Extract every record, keeping each one exactly as it is.

————————

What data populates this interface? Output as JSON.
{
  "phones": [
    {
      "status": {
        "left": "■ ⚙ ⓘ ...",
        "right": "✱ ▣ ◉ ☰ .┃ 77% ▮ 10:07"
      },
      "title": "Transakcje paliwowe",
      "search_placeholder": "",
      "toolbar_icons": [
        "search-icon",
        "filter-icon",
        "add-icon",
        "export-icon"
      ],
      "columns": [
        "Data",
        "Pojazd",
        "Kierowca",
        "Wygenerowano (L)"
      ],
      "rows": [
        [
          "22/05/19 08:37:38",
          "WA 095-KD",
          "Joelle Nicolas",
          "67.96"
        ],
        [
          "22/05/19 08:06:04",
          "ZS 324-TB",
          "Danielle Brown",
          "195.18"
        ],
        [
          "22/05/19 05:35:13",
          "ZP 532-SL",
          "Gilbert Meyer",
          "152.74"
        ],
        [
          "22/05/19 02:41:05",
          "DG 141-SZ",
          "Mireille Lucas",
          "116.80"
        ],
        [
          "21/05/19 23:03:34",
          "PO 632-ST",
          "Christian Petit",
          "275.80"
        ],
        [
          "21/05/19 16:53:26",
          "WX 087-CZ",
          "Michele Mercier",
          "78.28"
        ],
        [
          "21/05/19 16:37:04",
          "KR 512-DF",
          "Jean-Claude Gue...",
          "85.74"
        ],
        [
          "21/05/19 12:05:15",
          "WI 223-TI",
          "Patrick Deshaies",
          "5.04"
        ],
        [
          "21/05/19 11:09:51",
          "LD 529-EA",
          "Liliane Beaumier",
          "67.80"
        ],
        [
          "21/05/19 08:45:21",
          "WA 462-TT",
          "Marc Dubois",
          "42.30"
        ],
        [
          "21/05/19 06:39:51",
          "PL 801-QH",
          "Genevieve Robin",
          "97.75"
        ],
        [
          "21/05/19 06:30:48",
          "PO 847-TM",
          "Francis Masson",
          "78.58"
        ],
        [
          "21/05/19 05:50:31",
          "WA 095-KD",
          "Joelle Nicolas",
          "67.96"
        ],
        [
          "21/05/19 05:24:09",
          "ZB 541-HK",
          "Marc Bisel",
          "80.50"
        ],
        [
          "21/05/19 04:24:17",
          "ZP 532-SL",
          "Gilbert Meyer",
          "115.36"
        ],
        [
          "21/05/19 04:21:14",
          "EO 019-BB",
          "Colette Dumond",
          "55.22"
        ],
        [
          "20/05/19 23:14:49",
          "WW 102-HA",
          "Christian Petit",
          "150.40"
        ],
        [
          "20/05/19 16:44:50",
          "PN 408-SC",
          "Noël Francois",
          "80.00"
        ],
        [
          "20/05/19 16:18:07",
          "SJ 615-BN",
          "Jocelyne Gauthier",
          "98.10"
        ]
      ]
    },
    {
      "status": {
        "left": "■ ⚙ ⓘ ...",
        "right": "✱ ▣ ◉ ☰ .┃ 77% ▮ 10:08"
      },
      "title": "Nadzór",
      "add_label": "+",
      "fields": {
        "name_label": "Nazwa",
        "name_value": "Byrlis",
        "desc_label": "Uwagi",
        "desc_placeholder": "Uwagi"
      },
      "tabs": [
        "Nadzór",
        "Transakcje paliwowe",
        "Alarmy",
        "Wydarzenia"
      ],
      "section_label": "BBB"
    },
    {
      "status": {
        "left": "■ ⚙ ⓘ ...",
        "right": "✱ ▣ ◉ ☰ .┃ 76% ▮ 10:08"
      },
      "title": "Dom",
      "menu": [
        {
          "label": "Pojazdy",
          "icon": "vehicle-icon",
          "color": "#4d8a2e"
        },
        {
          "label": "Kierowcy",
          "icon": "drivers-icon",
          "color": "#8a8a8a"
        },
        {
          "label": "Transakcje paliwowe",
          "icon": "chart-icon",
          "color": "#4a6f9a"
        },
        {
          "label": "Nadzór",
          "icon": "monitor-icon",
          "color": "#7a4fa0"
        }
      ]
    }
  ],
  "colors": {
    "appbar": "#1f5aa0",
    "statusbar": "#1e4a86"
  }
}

————————

## WRITTEN RESPONSE:
What data populates this interface? Output as JSON.
{
  "phones": [
    {
      "status": {
        "left": "■ ⚙ ⓘ ...",
        "right": "✱ ▣ ◉ ☰ .┃ 77% ▮ 10:07"
      },
      "title": "Transakcje paliwowe",
      "search_placeholder": "",
      "toolbar_icons": [
        "search-icon",
        "filter-icon",
        "add-icon",
        "export-icon"
      ],
      "columns": [
        "Data",
        "Pojazd",
        "Kierowca",
        "Wygenerowano (L)"
      ],
      "rows": [
        [
          "22/05/19 08:37:38",
          "WA 095-KD",
          "Joelle Nicolas",
          "67.96"
        ],
        [
          "22/05/19 08:06:04",
          "ZS 324-TB",
          "Danielle Brown",
          "195.18"
        ],
        [
          "22/05/19 05:35:13",
          "ZP 532-SL",
          "Gilbert Meyer",
          "152.74"
        ],
        [
          "22/05/19 02:41:05",
          "DG 141-SZ",
          "Mireille Lucas",
          "116.80"
        ],
        [
          "21/05/19 23:03:34",
          "PO 632-ST",
          "Christian Petit",
          "275.80"
        ],
        [
          "21/05/19 16:53:26",
          "WX 087-CZ",
          "Michele Mercier",
          "78.28"
        ],
        [
          "21/05/19 16:37:04",
          "KR 512-DF",
          "Jean-Claude Gue...",
          "85.74"
        ],
        [
          "21/05/19 12:05:15",
          "WI 223-TI",
          "Patrick Deshaies",
          "5.04"
        ],
        [
          "21/05/19 11:09:51",
          "LD 529-EA",
          "Liliane Beaumier",
          "67.80"
        ],
        [
          "21/05/19 08:45:21",
          "WA 462-TT",
          "Marc Dubois",
          "42.30"
        ],
        [
          "21/05/19 06:39:51",
          "PL 801-QH",
          "Genevieve Robin",
          "97.75"
        ],
        [
          "21/05/19 06:30:48",
          "PO 847-TM",
          "Francis Masson",
          "78.58"
        ],
        [
          "21/05/19 05:50:31",
          "WA 095-KD",
          "Joelle Nicolas",
          "67.96"
        ],
        [
          "21/05/19 05:24:09",
          "ZB 541-HK",
          "Marc Bisel",
          "80.50"
        ],
        [
          "21/05/19 04:24:17",
          "ZP 532-SL",
          "Gilbert Meyer",
          "115.36"
        ],
        [
          "21/05/19 04:21:14",
          "EO 019-BB",
          "Colette Dumond",
          "55.22"
        ],
        [
          "20/05/19 23:14:49",
          "WW 102-HA",
          "Christian Petit",
          "150.40"
        ],
        [
          "20/05/19 16:44:50",
          "PN 408-SC",
          "Noël Francois",
          "80.00"
        ],
        [
          "20/05/19 16:18:07",
          "SJ 615-BN",
          "Jocelyne Gauthier",
          "98.10"
        ]
      ]
    },
    {
      "status": {
        "left": "■ ⚙ ⓘ ...",
        "right": "✱ ▣ ◉ ☰ .┃ 77% ▮ 10:08"
      },
      "title": "Nadzór",
      "add_label": "+",
      "fields": {
        "name_label": "Nazwa",
        "name_value": "Byrlis",
        "desc_label": "Uwagi",
        "desc_placeholder": "Uwagi"
      },
      "tabs": [
        "Nadzór",
        "Transakcje paliwowe",
        "Alarmy",
        "Wydarzenia"
      ],
      "section_label": "BBB"
    },
    {
      "status": {
        "left": "■ ⚙ ⓘ ...",
        "right": "✱ ▣ ◉ ☰ .┃ 76% ▮ 10:08"
      },
      "title": "Dom",
      "menu": [
        {
          "label": "Pojazdy",
          "icon": "vehicle-icon",
          "color": "#4d8a2e"
        },
        {
          "label": "Kierowcy",
          "icon": "drivers-icon",
          "color": "#8a8a8a"
        },
        {
          "label": "Transakcje paliwowe",
          "icon": "chart-icon",
          "color": "#4a6f9a"
        },
        {
          "label": "Nadzór",
          "icon": "monitor-icon",
          "color": "#7a4fa0"
        }
      ]
    }
  ],
  "colors": {
    "appbar": "#1f5aa0",
    "statusbar": "#1e4a86"
  }
}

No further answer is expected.